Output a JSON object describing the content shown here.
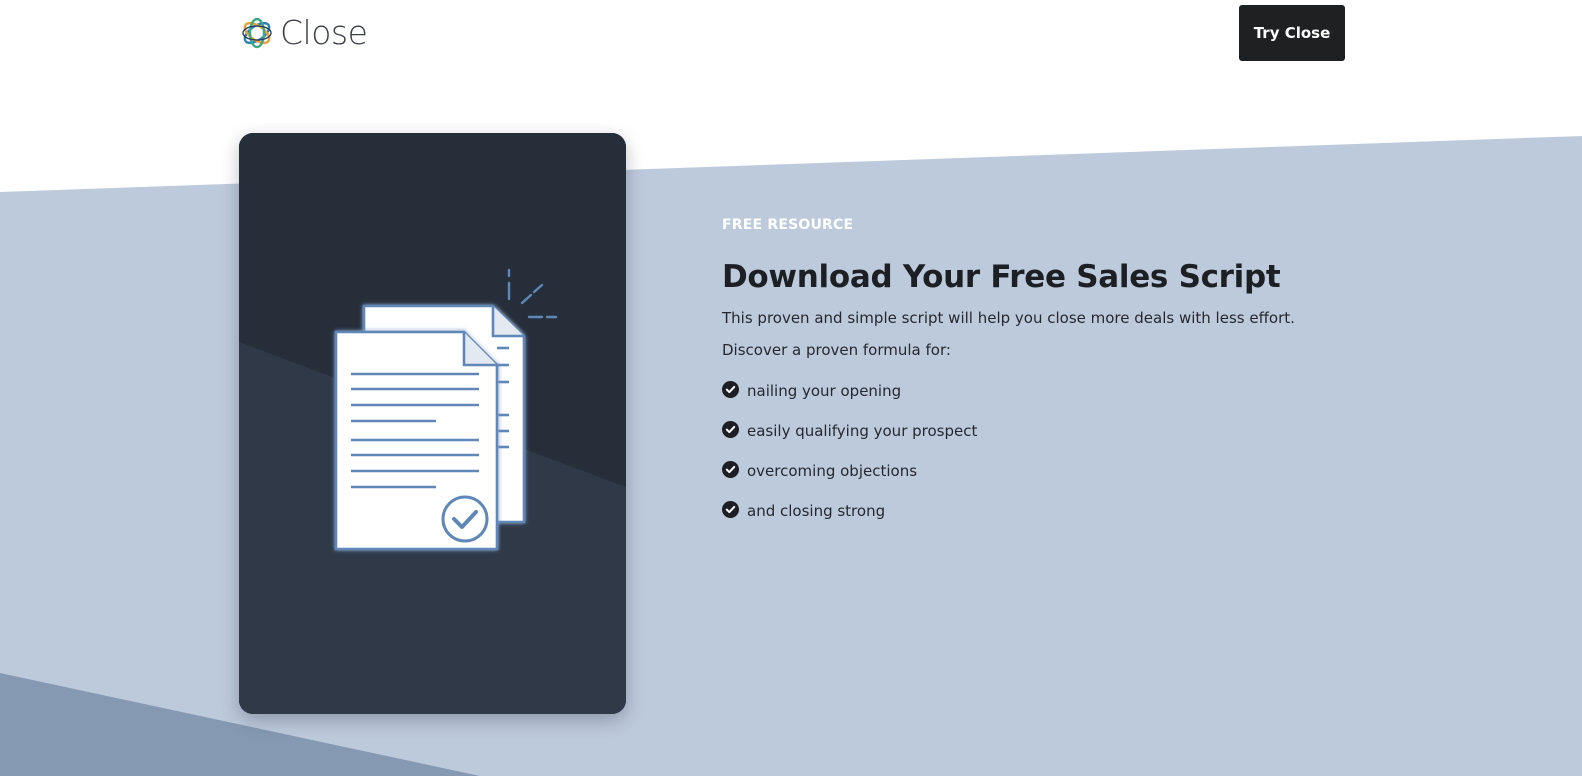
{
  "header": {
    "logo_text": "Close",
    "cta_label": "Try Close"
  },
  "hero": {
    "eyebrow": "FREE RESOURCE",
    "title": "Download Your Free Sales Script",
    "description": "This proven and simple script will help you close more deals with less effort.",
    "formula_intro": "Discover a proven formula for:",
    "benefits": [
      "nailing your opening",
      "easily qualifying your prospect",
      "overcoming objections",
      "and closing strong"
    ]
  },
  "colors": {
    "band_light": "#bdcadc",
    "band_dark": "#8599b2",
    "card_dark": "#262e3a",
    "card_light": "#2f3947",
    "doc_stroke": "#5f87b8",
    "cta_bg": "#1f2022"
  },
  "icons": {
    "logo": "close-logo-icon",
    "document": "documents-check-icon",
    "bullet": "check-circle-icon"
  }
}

--

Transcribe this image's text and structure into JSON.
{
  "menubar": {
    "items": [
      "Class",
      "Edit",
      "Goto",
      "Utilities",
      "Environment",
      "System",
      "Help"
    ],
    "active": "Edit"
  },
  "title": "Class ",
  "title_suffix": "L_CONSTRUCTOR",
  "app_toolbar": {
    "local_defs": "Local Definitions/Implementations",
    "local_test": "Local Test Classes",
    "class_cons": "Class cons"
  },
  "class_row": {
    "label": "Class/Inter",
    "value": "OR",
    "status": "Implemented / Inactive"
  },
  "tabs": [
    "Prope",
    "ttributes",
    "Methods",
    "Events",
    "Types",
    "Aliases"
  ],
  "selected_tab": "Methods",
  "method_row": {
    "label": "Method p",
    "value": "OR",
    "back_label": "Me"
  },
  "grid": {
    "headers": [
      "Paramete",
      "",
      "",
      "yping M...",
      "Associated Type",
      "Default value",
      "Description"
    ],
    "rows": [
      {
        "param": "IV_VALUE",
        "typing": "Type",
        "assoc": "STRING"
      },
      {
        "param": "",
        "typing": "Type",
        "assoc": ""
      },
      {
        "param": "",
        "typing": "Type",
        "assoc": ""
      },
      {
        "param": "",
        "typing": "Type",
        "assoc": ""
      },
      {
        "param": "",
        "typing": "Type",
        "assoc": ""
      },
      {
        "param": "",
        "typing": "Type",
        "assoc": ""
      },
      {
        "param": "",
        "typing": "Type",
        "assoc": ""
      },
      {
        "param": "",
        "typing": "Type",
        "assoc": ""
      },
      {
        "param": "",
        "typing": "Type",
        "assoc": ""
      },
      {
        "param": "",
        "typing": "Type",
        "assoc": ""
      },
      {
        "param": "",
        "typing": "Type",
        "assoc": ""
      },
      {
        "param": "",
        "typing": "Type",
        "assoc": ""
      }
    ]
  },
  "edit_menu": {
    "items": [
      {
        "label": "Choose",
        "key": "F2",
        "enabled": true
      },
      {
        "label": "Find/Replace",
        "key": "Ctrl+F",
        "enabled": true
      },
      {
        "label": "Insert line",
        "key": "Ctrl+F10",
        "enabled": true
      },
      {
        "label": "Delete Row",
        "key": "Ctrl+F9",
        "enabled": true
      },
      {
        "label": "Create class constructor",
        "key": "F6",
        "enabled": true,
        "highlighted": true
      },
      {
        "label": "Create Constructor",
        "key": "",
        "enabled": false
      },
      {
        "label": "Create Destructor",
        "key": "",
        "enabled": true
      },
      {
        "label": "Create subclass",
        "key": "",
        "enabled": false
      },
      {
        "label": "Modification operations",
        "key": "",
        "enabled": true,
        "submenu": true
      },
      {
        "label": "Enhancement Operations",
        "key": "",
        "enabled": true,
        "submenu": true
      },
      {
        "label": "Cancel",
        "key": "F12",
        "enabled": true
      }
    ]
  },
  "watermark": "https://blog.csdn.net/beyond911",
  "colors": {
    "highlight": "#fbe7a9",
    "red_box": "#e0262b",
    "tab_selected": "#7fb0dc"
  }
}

● **Written instruction**
Extract lines where the string "proven" occurs.

● **Result of the task**
    "description": "This proven and simple script will help you close more deals with less effort.",
    "formula_intro": "Discover a proven formula for:",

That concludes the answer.